[start]
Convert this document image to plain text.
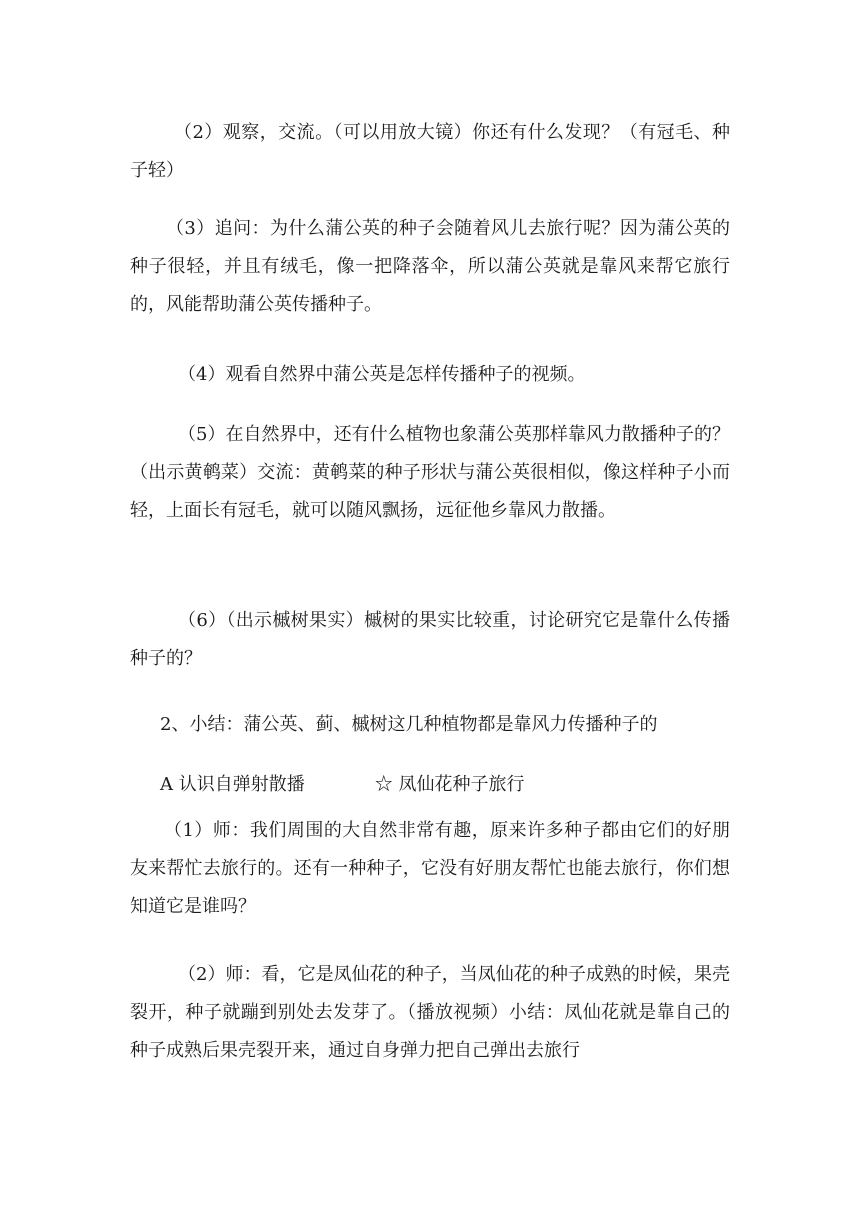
（2）观察，交流。（可以用放大镜）你还有什么发现？（有冠毛、种子轻）

（3）追问：为什么蒲公英的种子会随着风儿去旅行呢？因为蒲公英的种子很轻，并且有绒毛，像一把降落伞，所以蒲公英就是靠风来帮它旅行的，风能帮助蒲公英传播种子。

（4）观看自然界中蒲公英是怎样传播种子的视频。

（5）在自然界中，还有什么植物也象蒲公英那样靠风力散播种子的？（出示黄鹌菜）交流：黄鹌菜的种子形状与蒲公英很相似，像这样种子小而轻，上面长有冠毛，就可以随风飘扬，远征他乡靠风力散播。

（6）（出示槭树果实）槭树的果实比较重，讨论研究它是靠什么传播种子的？

2、小结：蒲公英、蓟、槭树这几种植物都是靠风力传播种子的

A 认识自弹射散播	☆ 凤仙花种子旅行

（1）师：我们周围的大自然非常有趣，原来许多种子都由它们的好朋友来帮忙去旅行的。还有一种种子，它没有好朋友帮忙也能去旅行，你们想知道它是谁吗？

（2）师：看，它是凤仙花的种子，当凤仙花的种子成熟的时候，果壳裂开，种子就蹦到别处去发芽了。（播放视频）小结：凤仙花就是靠自己的种子成熟后果壳裂开来，通过自身弹力把自己弹出去旅行
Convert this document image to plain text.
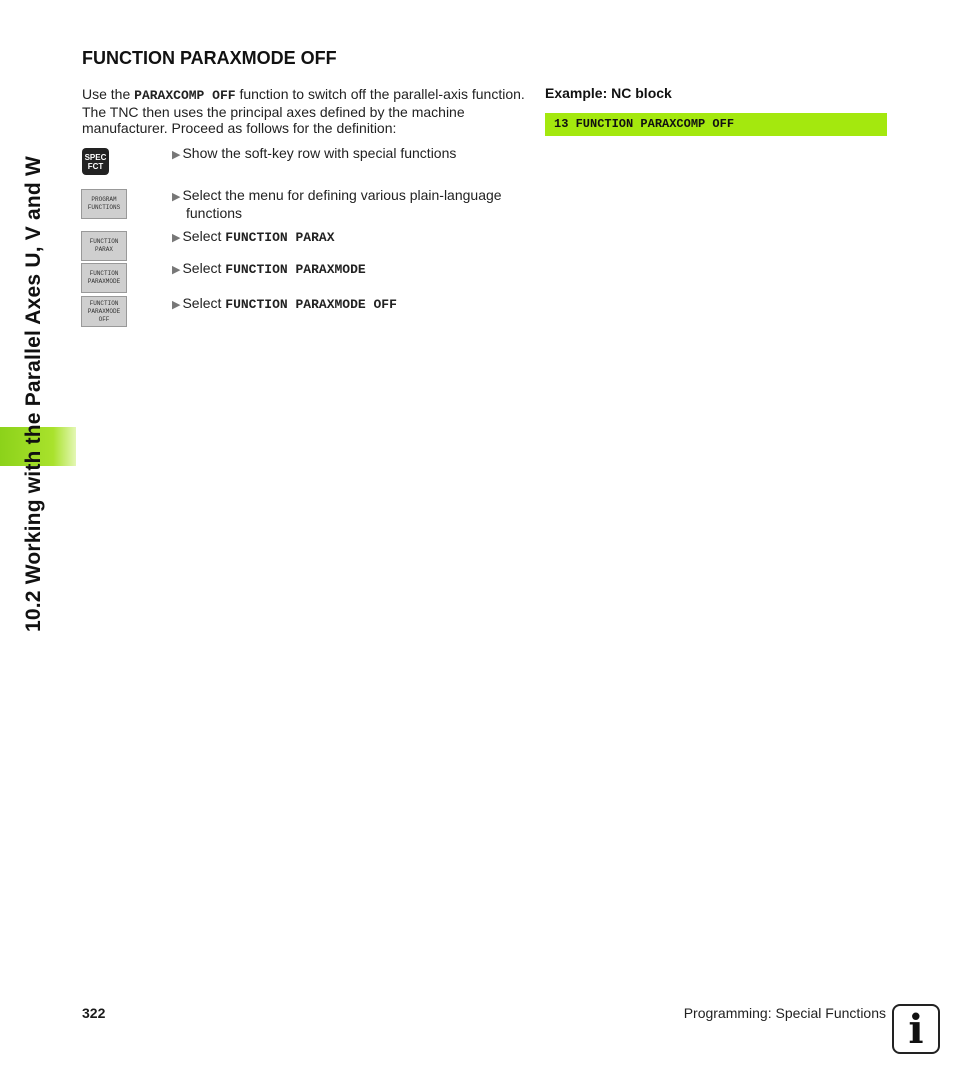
10.2 Working with the Parallel Axes U, V and W
FUNCTION PARAXMODE OFF

Use the PARAXCOMP OFF function to switch off the parallel-axis function. The TNC then uses the principal axes defined by the machine manufacturer. Proceed as follows for the definition:

SPEC
FCT
PROGRAM
FUNCTIONS
FUNCTION
PARAX
FUNCTION
PARAXMODE
FUNCTION
PARAXMODE
OFF
▶ Show the soft-key row with special functions
▶ Select the menu for defining various plain-language
functions
▶ Select FUNCTION PARAX
▶ Select FUNCTION PARAXMODE
▶ Select FUNCTION PARAXMODE OFF

Example: NC block

13 FUNCTION PARAXCOMP OFF
322	Programming: Special Functions i
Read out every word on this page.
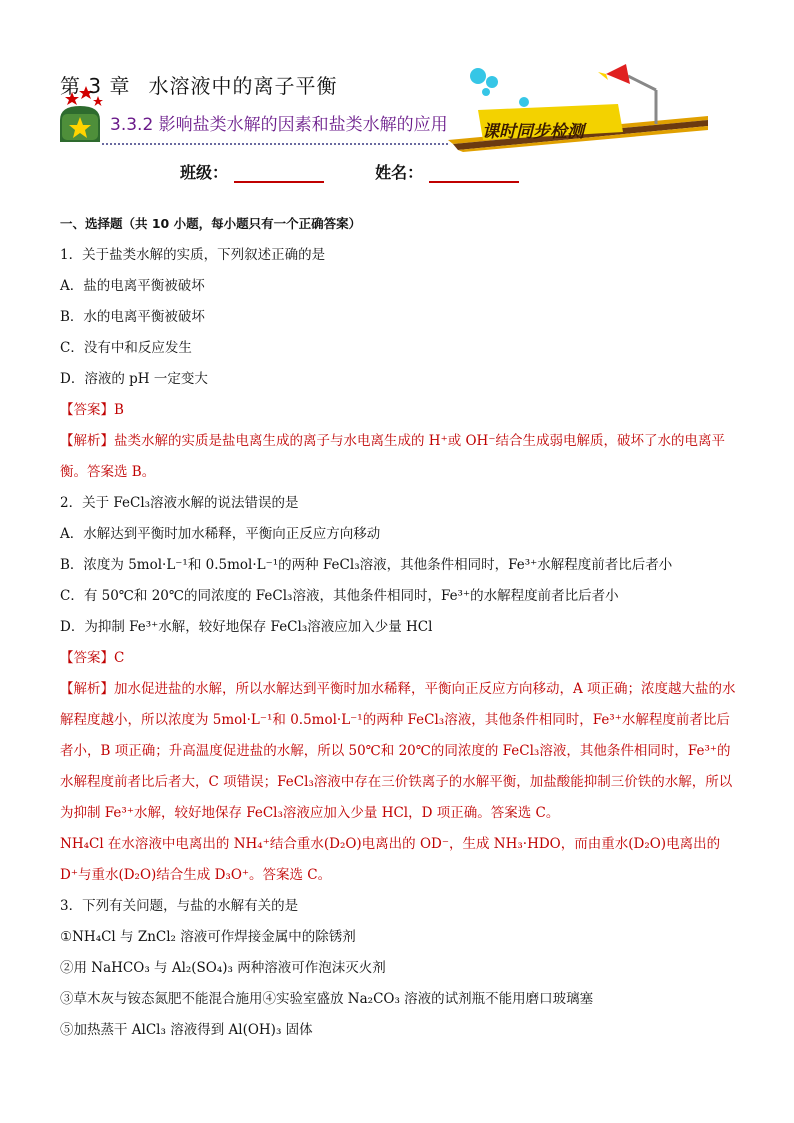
第 3 章 水溶液中的离子平衡
3.3.2 影响盐类水解的因素和盐类水解的应用 课时同步检测
班级：	姓名：

一、选择题（共 10 小题，每小题只有一个正确答案）

1．关于盐类水解的实质，下列叙述正确的是

A．盐的电离平衡被破坏

B．水的电离平衡被破坏

C．没有中和反应发生

D．溶液的 pH 一定变大

【答案】B

【解析】盐类水解的实质是盐电离生成的离子与水电离生成的 H⁺或 OH⁻结合生成弱电解质，破坏了水的电离平衡。答案选 B。

2．关于 FeCl₃溶液水解的说法错误的是

A．水解达到平衡时加水稀释，平衡向正反应方向移动

B．浓度为 5mol·L⁻¹和 0.5mol·L⁻¹的两种 FeCl₃溶液，其他条件相同时，Fe³⁺水解程度前者比后者小

C．有 50℃和 20℃的同浓度的 FeCl₃溶液，其他条件相同时，Fe³⁺的水解程度前者比后者小

D．为抑制 Fe³⁺水解，较好地保存 FeCl₃溶液应加入少量 HCl

【答案】C

【解析】加水促进盐的水解，所以水解达到平衡时加水稀释，平衡向正反应方向移动，A 项正确；浓度越大盐的水解程度越小，所以浓度为 5mol·L⁻¹和 0.5mol·L⁻¹的两种 FeCl₃溶液，其他条件相同时，Fe³⁺水解程度前者比后者小，B 项正确；升高温度促进盐的水解，所以 50℃和 20℃的同浓度的 FeCl₃溶液，其他条件相同时，Fe³⁺的水解程度前者比后者大，C 项错误；FeCl₃溶液中存在三价铁离子的水解平衡，加盐酸能抑制三价铁的水解，所以为抑制 Fe³⁺水解，较好地保存 FeCl₃溶液应加入少量 HCl，D 项正确。答案选 C。

NH₄Cl 在水溶液中电离出的 NH₄⁺结合重水(D₂O)电离出的 OD⁻，生成 NH₃·HDO，而由重水(D₂O)电离出的 D⁺与重水(D₂O)结合生成 D₃O⁺。答案选 C。

3．下列有关问题，与盐的水解有关的是

①NH₄Cl 与 ZnCl₂ 溶液可作焊接金属中的除锈剂

②用 NaHCO₃ 与 Al₂(SO₄)₃ 两种溶液可作泡沫灭火剂

③草木灰与铵态氮肥不能混合施用④实验室盛放 Na₂CO₃ 溶液的试剂瓶不能用磨口玻璃塞

⑤加热蒸干 AlCl₃ 溶液得到 Al(OH)₃ 固体
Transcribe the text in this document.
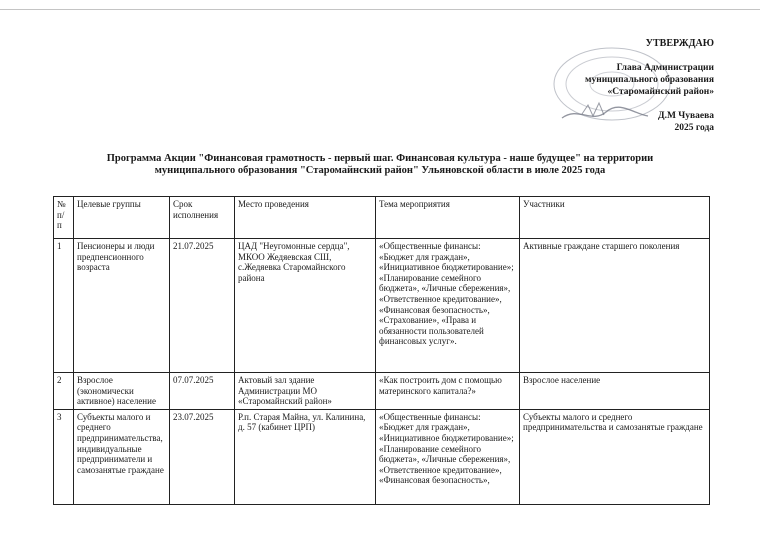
УТВЕРЖДАЮ
Глава Администрации
муниципального образования
«Старомайнский район»
Д.М Чуваева
2025 года
Программа Акции "Финансовая грамотность - первый шаг. Финансовая культура - наше будущее" на территории
муниципального образования "Старомайнский район" Ульяновской области в июле 2025 года
№ п/ п	Целевые группы	Срок исполнения	Место проведения	Тема мероприятия	Участники
1	Пенсионеры и люди предпенсионного возраста	21.07.2025	ЦАД "Неугомонные сердца", МКОО Жедяевская СШ, с.Жедяевка Старомайнского района	«Общественные финансы: «Бюджет для граждан», «Инициативное бюджетирование»; «Планирование семейного бюджета», «Личные сбережения», «Ответственное кредитование», «Финансовая безопасность», «Страхование», «Права и обязанности пользователей финансовых услуг».	Активные граждане старшего поколения
2	Взрослое (экономически активное) население	07.07.2025	Актовый зал здание Администрации МО «Старомайнский район»	«Как построить дом с помощью материнского капитала?»	Взрослое население
3	Субъекты малого и среднего предпринимательства, индивидуальные предприниматели и самозанятые граждане	23.07.2025	Р.п. Старая Майна, ул. Калинина, д. 57 (кабинет ЦРП)	«Общественные финансы: «Бюджет для граждан», «Инициативное бюджетирование»; «Планирование семейного бюджета», «Личные сбережения», «Ответственное кредитование», «Финансовая безопасность»,	Субъекты малого и среднего предпринимательства и самозанятые граждане
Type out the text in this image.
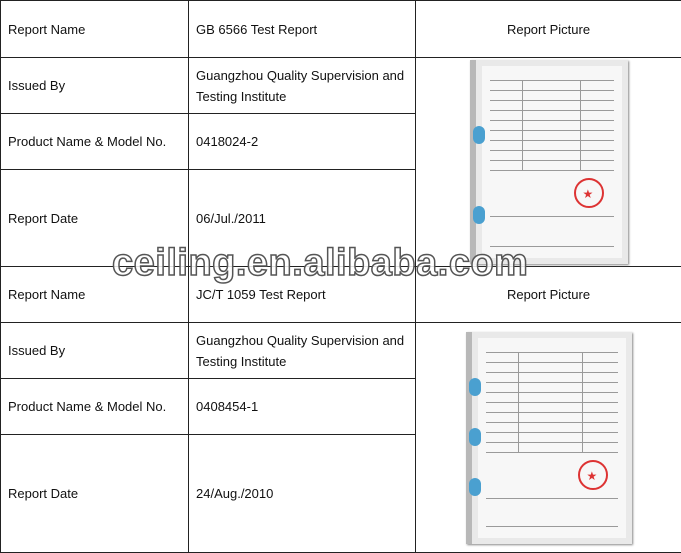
Report Name	GB 6566 Test Report	Report Picture
Issued By	Guangzhou Quality Supervision and Testing Institute	
★

Product Name & Model No.	0418024-2	
Report Date	06/Jul./2011	
Report Name	JC/T 1059 Test Report	Report Picture
Issued By	Guangzhou Quality Supervision and Testing Institute	
★

Product Name & Model No.	0408454-1	
Report Date	24/Aug./2010	
ceiling.en.alibaba.com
[end]
- [What needs to be done]
Images must not appear in the copy; reproduce everything else in the records verbatim.

- [Answer for this exercise]
Convert this document image to plain text.
（2）观察，交流。（可以用放大镜）你还有什么发现？（有冠毛、种子轻）

（3）追问：为什么蒲公英的种子会随着风儿去旅行呢？因为蒲公英的种子很轻，并且有绒毛，像一把降落伞，所以蒲公英就是靠风来帮它旅行的，风能帮助蒲公英传播种子。

（4）观看自然界中蒲公英是怎样传播种子的视频。

（5）在自然界中，还有什么植物也象蒲公英那样靠风力散播种子的？（出示黄鹌菜）交流：黄鹌菜的种子形状与蒲公英很相似，像这样种子小而轻，上面长有冠毛，就可以随风飘扬，远征他乡靠风力散播。

（6）（出示槭树果实）槭树的果实比较重，讨论研究它是靠什么传播种子的？

2、小结：蒲公英、蓟、槭树这几种植物都是靠风力传播种子的

A 认识自弹射散播	☆ 凤仙花种子旅行

（1）师：我们周围的大自然非常有趣，原来许多种子都由它们的好朋友来帮忙去旅行的。还有一种种子，它没有好朋友帮忙也能去旅行，你们想知道它是谁吗？

（2）师：看，它是凤仙花的种子，当凤仙花的种子成熟的时候，果壳裂开，种子就蹦到别处去发芽了。（播放视频）小结：凤仙花就是靠自己的种子成熟后果壳裂开来，通过自身弹力把自己弹出去旅行
Convert this document image to plain text.
10.2 Working with the Parallel Axes U, V and W
FUNCTION PARAXMODE OFF

Use the PARAXCOMP OFF function to switch off the parallel-axis function. The TNC then uses the principal axes defined by the machine manufacturer. Proceed as follows for the definition:

SPEC
FCT
PROGRAM
FUNCTIONS
FUNCTION
PARAX
FUNCTION
PARAXMODE
FUNCTION
PARAXMODE
OFF
▶ Show the soft-key row with special functions
▶ Select the menu for defining various plain-language
functions
▶ Select FUNCTION PARAX
▶ Select FUNCTION PARAXMODE
▶ Select FUNCTION PARAXMODE OFF

Example: NC block

13 FUNCTION PARAXCOMP OFF
322	Programming: Special Functions i
Read out every word on this page.
第 3 章 水溶液中的离子平衡
3.3.2 影响盐类水解的因素和盐类水解的应用 课时同步检测
班级：	姓名：

一、选择题（共 10 小题，每小题只有一个正确答案）

1．关于盐类水解的实质，下列叙述正确的是

A．盐的电离平衡被破坏

B．水的电离平衡被破坏

C．没有中和反应发生

D．溶液的 pH 一定变大

【答案】B

【解析】盐类水解的实质是盐电离生成的离子与水电离生成的 H⁺或 OH⁻结合生成弱电解质，破坏了水的电离平衡。答案选 B。

2．关于 FeCl₃溶液水解的说法错误的是

A．水解达到平衡时加水稀释，平衡向正反应方向移动

B．浓度为 5mol·L⁻¹和 0.5mol·L⁻¹的两种 FeCl₃溶液，其他条件相同时，Fe³⁺水解程度前者比后者小

C．有 50℃和 20℃的同浓度的 FeCl₃溶液，其他条件相同时，Fe³⁺的水解程度前者比后者小

D．为抑制 Fe³⁺水解，较好地保存 FeCl₃溶液应加入少量 HCl

【答案】C

【解析】加水促进盐的水解，所以水解达到平衡时加水稀释，平衡向正反应方向移动，A 项正确；浓度越大盐的水解程度越小，所以浓度为 5mol·L⁻¹和 0.5mol·L⁻¹的两种 FeCl₃溶液，其他条件相同时，Fe³⁺水解程度前者比后者小，B 项正确；升高温度促进盐的水解，所以 50℃和 20℃的同浓度的 FeCl₃溶液，其他条件相同时，Fe³⁺的水解程度前者比后者大，C 项错误；FeCl₃溶液中存在三价铁离子的水解平衡，加盐酸能抑制三价铁的水解，所以为抑制 Fe³⁺水解，较好地保存 FeCl₃溶液应加入少量 HCl，D 项正确。答案选 C。

NH₄Cl 在水溶液中电离出的 NH₄⁺结合重水(D₂O)电离出的 OD⁻，生成 NH₃·HDO，而由重水(D₂O)电离出的 D⁺与重水(D₂O)结合生成 D₃O⁺。答案选 C。

3．下列有关问题，与盐的水解有关的是

①NH₄Cl 与 ZnCl₂ 溶液可作焊接金属中的除锈剂

②用 NaHCO₃ 与 Al₂(SO₄)₃ 两种溶液可作泡沫灭火剂

③草木灰与铵态氮肥不能混合施用④实验室盛放 Na₂CO₃ 溶液的试剂瓶不能用磨口玻璃塞

⑤加热蒸干 AlCl₃ 溶液得到 Al(OH)₃ 固体
Transcribe the text in this document.
УТВЕРЖДАЮ
Глава Администрации
муниципального образования
«Старомайнский район»
Д.М Чуваева
2025 года
Программа Акции "Финансовая грамотность - первый шаг. Финансовая культура - наше будущее" на территории
муниципального образования "Старомайнский район" Ульяновской области в июле 2025 года
№ п/ п	Целевые группы	Срок исполнения	Место проведения	Тема мероприятия	Участники
1	Пенсионеры и люди предпенсионного возраста	21.07.2025	ЦАД "Неугомонные сердца", МКОО Жедяевская СШ, с.Жедяевка Старомайнского района	«Общественные финансы: «Бюджет для граждан», «Инициативное бюджетирование»; «Планирование семейного бюджета», «Личные сбережения», «Ответственное кредитование», «Финансовая безопасность», «Страхование», «Права и обязанности пользователей финансовых услуг».	Активные граждане старшего поколения
2	Взрослое (экономически активное) население	07.07.2025	Актовый зал здание Администрации МО «Старомайнский район»	«Как построить дом с помощью материнского капитала?»	Взрослое население
3	Субъекты малого и среднего предпринимательства, индивидуальные предприниматели и самозанятые граждане	23.07.2025	Р.п. Старая Майна, ул. Калинина, д. 57 (кабинет ЦРП)	«Общественные финансы: «Бюджет для граждан», «Инициативное бюджетирование»; «Планирование семейного бюджета», «Личные сбережения», «Ответственное кредитование», «Финансовая безопасность»,	Субъекты малого и среднего предпринимательства и самозанятые граждане
Type out the text in this image.
Report Name	GB 6566 Test Report	Report Picture
Issued By	Guangzhou Quality Supervision and Testing Institute	
★

Product Name & Model No.	0418024-2	
Report Date	06/Jul./2011	
Report Name	JC/T 1059 Test Report	Report Picture
Issued By	Guangzhou Quality Supervision and Testing Institute	
★

Product Name & Model No.	0408454-1	
Report Date	24/Aug./2010	
ceiling.en.alibaba.com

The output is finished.